» What is expected: Reproduce every entry exactly as shown.

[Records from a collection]
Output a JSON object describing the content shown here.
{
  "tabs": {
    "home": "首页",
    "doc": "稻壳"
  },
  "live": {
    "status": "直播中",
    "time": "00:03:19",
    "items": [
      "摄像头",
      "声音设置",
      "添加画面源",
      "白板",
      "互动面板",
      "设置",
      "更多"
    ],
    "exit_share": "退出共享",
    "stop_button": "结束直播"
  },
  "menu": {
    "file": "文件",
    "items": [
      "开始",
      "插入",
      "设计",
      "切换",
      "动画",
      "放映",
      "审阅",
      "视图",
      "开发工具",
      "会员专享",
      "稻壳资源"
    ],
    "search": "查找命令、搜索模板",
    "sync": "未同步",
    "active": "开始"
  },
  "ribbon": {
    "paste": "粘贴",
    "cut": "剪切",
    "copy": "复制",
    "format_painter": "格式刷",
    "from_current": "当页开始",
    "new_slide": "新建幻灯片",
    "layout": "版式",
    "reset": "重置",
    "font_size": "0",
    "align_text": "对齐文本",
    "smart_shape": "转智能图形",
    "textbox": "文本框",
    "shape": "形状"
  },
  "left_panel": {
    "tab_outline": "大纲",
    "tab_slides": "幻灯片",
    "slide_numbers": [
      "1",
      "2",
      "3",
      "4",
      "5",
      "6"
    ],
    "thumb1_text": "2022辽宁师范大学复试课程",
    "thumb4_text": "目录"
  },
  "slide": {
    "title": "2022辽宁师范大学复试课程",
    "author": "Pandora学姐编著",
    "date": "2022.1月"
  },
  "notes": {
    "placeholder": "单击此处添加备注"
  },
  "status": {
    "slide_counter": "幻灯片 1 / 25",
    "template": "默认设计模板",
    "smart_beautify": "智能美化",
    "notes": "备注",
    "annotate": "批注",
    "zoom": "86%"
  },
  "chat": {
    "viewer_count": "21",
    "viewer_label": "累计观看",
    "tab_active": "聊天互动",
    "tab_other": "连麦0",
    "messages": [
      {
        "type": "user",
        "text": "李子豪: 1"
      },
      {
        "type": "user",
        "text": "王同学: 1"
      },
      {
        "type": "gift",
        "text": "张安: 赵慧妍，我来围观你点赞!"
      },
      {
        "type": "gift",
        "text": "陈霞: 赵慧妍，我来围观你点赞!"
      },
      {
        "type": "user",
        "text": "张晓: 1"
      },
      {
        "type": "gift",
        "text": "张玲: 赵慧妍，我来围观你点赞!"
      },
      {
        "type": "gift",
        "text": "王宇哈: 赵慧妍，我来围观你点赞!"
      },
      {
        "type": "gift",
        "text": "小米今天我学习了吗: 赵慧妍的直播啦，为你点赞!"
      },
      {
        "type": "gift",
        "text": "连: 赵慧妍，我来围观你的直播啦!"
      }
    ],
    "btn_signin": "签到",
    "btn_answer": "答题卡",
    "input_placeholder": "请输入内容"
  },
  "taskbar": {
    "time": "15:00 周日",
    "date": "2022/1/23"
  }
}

» Exercise output:
Output a JSON object describing the content shown here.
{
  "tabs": {
    "home": "首页",
    "doc": "稻壳"
  },
  "live": {
    "status": "直播中",
    "time": "00:03:19",
    "items": [
      "摄像头",
      "声音设置",
      "添加画面源",
      "白板",
      "互动面板",
      "设置",
      "更多"
    ],
    "exit_share": "退出共享",
    "stop_button": "结束直播"
  },
  "menu": {
    "file": "文件",
    "items": [
      "开始",
      "插入",
      "设计",
      "切换",
      "动画",
      "放映",
      "审阅",
      "视图",
      "开发工具",
      "会员专享",
      "稻壳资源"
    ],
    "search": "查找命令、搜索模板",
    "sync": "未同步",
    "active": "开始"
  },
  "ribbon": {
    "paste": "粘贴",
    "cut": "剪切",
    "copy": "复制",
    "format_painter": "格式刷",
    "from_current": "当页开始",
    "new_slide": "新建幻灯片",
    "layout": "版式",
    "reset": "重置",
    "font_size": "0",
    "align_text": "对齐文本",
    "smart_shape": "转智能图形",
    "textbox": "文本框",
    "shape": "形状"
  },
  "left_panel": {
    "tab_outline": "大纲",
    "tab_slides": "幻灯片",
    "slide_numbers": [
      "1",
      "2",
      "3",
      "4",
      "5",
      "6"
    ],
    "thumb1_text": "2022辽宁师范大学复试课程",
    "thumb4_text": "目录"
  },
  "slide": {
    "title": "2022辽宁师范大学复试课程",
    "author": "Pandora学姐编著",
    "date": "2022.1月"
  },
  "notes": {
    "placeholder": "单击此处添加备注"
  },
  "status": {
    "slide_counter": "幻灯片 1 / 25",
    "template": "默认设计模板",
    "smart_beautify": "智能美化",
    "notes": "备注",
    "annotate": "批注",
    "zoom": "86%"
  },
  "chat": {
    "viewer_count": "21",
    "viewer_label": "累计观看",
    "tab_active": "聊天互动",
    "tab_other": "连麦0",
    "messages": [
      {
        "type": "user",
        "text": "李子豪: 1"
      },
      {
        "type": "user",
        "text": "王同学: 1"
      },
      {
        "type": "gift",
        "text": "张安: 赵慧妍，我来围观你点赞!"
      },
      {
        "type": "gift",
        "text": "陈霞: 赵慧妍，我来围观你点赞!"
      },
      {
        "type": "user",
        "text": "张晓: 1"
      },
      {
        "type": "gift",
        "text": "张玲: 赵慧妍，我来围观你点赞!"
      },
      {
        "type": "gift",
        "text": "王宇哈: 赵慧妍，我来围观你点赞!"
      },
      {
        "type": "gift",
        "text": "小米今天我学习了吗: 赵慧妍的直播啦，为你点赞!"
      },
      {
        "type": "gift",
        "text": "连: 赵慧妍，我来围观你的直播啦!"
      }
    ],
    "btn_signin": "签到",
    "btn_answer": "答题卡",
    "input_placeholder": "请输入内容"
  },
  "taskbar": {
    "time": "15:00 周日",
    "date": "2022/1/23"
  }
}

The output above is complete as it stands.